Count the lines in the data below where the string "this" occurs, please, and give the number alone.

[Records contained in a dataset]
______________________________
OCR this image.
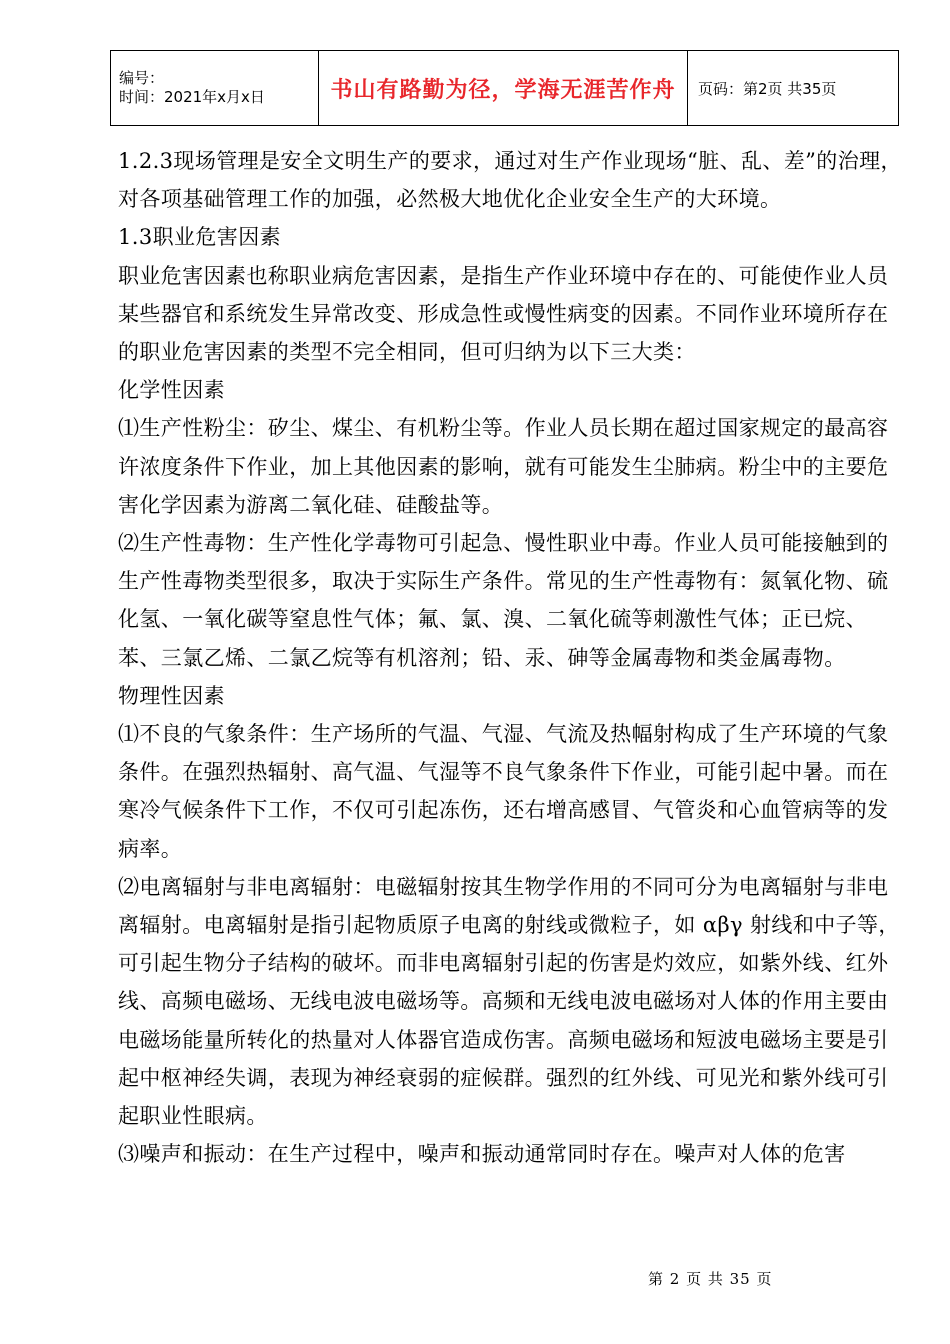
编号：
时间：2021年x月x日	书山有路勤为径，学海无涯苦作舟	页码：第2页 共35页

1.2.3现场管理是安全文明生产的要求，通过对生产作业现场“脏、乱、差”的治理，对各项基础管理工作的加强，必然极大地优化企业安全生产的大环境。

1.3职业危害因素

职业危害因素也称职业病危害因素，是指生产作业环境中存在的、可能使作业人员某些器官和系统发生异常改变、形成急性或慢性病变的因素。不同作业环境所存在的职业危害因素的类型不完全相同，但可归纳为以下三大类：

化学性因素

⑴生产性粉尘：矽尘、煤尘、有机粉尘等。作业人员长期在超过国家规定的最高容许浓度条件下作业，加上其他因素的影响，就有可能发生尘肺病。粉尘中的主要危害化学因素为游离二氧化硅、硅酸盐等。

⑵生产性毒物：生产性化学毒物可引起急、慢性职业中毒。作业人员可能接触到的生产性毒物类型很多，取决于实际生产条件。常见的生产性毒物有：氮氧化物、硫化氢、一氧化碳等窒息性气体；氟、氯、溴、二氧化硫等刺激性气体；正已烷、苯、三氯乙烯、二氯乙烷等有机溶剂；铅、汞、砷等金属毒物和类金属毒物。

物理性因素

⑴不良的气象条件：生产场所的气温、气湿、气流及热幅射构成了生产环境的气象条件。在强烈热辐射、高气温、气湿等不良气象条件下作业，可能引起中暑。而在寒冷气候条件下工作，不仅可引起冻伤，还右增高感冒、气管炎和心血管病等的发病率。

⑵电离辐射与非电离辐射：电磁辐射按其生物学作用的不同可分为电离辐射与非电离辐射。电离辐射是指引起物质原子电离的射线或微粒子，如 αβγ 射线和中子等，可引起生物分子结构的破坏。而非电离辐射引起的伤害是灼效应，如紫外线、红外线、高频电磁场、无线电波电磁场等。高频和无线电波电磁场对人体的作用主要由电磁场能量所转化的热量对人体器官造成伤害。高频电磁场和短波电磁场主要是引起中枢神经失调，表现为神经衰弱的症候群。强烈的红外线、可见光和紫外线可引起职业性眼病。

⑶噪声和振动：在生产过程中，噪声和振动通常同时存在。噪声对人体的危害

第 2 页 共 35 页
______________________________
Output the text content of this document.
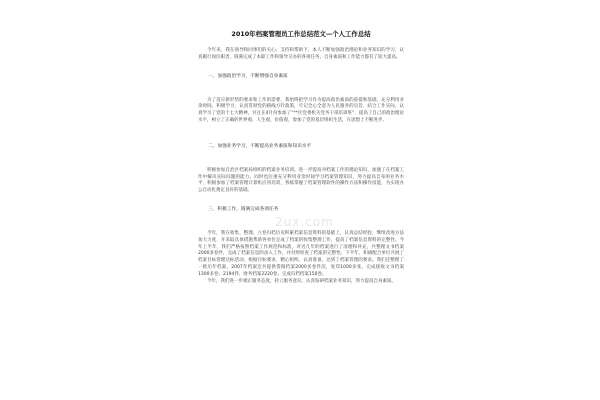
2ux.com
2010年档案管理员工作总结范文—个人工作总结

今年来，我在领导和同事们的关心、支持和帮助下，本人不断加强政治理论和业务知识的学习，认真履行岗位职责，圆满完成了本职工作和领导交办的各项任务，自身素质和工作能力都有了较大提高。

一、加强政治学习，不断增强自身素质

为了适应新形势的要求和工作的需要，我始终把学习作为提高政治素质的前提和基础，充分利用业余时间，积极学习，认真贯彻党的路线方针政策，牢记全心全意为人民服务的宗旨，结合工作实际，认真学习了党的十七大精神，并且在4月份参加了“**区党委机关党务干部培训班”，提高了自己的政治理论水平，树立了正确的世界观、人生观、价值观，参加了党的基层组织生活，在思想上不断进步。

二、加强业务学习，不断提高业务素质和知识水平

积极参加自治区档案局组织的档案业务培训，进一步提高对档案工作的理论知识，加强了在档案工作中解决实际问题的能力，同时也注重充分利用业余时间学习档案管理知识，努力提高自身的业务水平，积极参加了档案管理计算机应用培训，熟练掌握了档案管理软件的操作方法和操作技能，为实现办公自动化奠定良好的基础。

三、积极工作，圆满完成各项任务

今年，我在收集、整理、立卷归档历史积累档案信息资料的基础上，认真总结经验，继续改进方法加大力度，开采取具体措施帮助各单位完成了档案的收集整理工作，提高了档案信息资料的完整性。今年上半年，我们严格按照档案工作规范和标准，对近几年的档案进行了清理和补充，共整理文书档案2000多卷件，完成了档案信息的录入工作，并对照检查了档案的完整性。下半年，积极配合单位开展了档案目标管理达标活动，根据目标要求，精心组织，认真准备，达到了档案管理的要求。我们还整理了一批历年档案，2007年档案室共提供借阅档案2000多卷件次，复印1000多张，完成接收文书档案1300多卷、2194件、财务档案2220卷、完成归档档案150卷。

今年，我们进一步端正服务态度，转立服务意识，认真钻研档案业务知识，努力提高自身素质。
______________________________
▸ Written reply
2